Set exercise — Both the line containing "Extract the structured" and the last line of the listing are included: write out exactly the lines from one to the other.

Listed records —
--*--

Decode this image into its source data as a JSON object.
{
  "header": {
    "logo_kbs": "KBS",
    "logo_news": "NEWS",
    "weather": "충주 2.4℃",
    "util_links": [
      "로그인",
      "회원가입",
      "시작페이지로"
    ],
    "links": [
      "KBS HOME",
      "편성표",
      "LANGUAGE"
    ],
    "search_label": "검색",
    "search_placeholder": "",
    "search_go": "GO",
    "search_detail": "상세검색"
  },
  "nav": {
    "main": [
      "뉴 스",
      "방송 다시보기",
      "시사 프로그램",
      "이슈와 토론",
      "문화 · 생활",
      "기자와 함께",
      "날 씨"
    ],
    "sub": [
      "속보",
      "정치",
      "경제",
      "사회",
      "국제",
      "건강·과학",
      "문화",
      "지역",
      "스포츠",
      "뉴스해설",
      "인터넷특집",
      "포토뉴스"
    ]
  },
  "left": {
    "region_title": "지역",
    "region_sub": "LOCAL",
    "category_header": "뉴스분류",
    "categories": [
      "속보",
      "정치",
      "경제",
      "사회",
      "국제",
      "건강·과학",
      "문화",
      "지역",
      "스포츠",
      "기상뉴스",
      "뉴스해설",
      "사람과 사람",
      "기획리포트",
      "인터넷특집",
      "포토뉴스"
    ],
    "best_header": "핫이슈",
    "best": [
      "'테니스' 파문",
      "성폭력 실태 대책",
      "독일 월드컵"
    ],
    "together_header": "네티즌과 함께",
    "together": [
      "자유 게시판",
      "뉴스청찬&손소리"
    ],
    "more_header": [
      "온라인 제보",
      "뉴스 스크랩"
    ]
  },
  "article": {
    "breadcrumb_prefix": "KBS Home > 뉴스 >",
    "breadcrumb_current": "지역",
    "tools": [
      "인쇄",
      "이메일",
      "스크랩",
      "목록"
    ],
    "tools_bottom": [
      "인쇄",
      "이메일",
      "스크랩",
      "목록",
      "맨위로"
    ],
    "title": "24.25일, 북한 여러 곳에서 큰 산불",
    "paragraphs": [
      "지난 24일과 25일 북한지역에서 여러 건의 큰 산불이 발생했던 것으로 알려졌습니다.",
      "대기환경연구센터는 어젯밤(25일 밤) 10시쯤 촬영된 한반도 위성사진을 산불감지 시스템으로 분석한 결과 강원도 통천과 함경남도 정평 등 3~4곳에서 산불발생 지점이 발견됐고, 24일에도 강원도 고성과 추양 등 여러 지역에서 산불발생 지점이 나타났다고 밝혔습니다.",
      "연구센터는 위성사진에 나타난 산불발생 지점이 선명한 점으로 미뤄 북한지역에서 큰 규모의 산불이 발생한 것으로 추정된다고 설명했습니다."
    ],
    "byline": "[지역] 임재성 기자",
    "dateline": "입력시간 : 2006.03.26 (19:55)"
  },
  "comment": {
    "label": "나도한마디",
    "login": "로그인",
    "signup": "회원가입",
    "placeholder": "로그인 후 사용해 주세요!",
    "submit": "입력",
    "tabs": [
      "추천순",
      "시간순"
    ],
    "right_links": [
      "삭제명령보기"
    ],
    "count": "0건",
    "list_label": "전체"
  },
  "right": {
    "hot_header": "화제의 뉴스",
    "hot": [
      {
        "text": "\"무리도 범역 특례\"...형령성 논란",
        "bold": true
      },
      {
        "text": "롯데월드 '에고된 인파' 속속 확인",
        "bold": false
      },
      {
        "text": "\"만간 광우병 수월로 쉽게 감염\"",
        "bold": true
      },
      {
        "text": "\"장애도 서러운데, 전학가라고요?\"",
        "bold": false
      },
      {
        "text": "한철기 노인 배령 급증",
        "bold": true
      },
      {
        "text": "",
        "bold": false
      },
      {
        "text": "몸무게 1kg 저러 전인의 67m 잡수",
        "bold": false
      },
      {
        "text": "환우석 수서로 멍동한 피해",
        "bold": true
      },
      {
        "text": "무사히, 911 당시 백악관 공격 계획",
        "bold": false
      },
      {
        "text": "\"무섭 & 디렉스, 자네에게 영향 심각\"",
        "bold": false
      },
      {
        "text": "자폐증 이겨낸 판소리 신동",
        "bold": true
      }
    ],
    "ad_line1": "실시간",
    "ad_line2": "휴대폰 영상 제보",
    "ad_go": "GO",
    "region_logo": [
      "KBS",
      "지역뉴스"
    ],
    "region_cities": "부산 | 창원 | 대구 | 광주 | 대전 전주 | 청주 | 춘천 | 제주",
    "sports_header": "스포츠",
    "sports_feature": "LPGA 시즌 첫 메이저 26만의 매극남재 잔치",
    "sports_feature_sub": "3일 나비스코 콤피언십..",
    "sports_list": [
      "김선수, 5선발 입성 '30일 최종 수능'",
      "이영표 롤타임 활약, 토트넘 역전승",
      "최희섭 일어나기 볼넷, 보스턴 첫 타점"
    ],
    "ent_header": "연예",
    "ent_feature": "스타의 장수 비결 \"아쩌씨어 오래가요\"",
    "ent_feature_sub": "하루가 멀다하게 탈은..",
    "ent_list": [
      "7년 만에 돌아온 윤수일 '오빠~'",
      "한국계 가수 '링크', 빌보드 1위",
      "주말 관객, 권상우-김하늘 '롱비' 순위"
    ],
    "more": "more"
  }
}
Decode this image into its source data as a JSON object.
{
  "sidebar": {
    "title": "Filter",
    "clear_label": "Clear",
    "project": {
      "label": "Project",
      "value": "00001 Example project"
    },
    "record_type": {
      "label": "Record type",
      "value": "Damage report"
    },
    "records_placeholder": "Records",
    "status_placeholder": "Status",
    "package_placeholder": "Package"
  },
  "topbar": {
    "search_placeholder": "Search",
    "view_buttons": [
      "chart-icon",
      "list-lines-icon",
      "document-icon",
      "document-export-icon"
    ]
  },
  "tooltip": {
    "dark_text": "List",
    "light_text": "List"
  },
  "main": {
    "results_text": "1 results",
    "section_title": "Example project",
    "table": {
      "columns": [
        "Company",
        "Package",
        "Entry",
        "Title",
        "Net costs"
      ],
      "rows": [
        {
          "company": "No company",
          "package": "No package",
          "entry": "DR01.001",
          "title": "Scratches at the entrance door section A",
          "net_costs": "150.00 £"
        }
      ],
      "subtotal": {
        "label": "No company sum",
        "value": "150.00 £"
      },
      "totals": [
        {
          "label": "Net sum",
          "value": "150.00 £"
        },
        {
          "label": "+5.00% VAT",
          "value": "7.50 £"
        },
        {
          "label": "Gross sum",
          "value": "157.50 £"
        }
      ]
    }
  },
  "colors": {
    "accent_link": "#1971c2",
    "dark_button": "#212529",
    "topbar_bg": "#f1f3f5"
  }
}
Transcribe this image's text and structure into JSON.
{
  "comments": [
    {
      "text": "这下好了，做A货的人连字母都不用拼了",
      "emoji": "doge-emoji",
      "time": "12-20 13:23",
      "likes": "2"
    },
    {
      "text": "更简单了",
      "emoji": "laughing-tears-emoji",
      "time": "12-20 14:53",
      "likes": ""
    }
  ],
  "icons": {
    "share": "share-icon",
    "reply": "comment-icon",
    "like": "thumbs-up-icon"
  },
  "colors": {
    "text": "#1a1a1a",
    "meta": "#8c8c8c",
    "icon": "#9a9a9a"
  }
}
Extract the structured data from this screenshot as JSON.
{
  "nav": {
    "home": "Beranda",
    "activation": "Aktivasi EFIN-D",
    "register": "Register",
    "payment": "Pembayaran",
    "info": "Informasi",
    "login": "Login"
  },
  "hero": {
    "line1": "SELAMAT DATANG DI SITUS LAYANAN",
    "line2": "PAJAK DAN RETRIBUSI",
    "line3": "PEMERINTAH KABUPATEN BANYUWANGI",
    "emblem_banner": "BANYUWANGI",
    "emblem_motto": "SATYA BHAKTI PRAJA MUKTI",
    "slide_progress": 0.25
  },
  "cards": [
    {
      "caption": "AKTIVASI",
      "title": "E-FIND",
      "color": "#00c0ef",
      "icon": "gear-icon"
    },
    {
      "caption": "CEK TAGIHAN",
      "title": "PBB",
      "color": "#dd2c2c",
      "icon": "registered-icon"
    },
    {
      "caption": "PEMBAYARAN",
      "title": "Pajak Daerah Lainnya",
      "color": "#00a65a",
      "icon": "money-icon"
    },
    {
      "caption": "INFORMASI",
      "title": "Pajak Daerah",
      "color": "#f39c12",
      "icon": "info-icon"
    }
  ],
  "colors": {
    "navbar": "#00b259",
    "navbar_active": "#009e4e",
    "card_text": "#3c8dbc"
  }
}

--*--

Full output —
Extract the structured data from this screenshot as JSON.
{
  "nav": {
    "home": "Beranda",
    "activation": "Aktivasi EFIN-D",
    "register": "Register",
    "payment": "Pembayaran",
    "info": "Informasi",
    "login": "Login"
  },
  "hero": {
    "line1": "SELAMAT DATANG DI SITUS LAYANAN",
    "line2": "PAJAK DAN RETRIBUSI",
    "line3": "PEMERINTAH KABUPATEN BANYUWANGI",
    "emblem_banner": "BANYUWANGI",
    "emblem_motto": "SATYA BHAKTI PRAJA MUKTI",
    "slide_progress": 0.25
  },
  "cards": [
    {
      "caption": "AKTIVASI",
      "title": "E-FIND",
      "color": "#00c0ef",
      "icon": "gear-icon"
    },
    {
      "caption": "CEK TAGIHAN",
      "title": "PBB",
      "color": "#dd2c2c",
      "icon": "registered-icon"
    },
    {
      "caption": "PEMBAYARAN",
      "title": "Pajak Daerah Lainnya",
      "color": "#00a65a",
      "icon": "money-icon"
    },
    {
      "caption": "INFORMASI",
      "title": "Pajak Daerah",
      "color": "#f39c12",
      "icon": "info-icon"
    }
  ],
  "colors": {
    "navbar": "#00b259",
    "navbar_active": "#009e4e",
    "card_text": "#3c8dbc"
  }
}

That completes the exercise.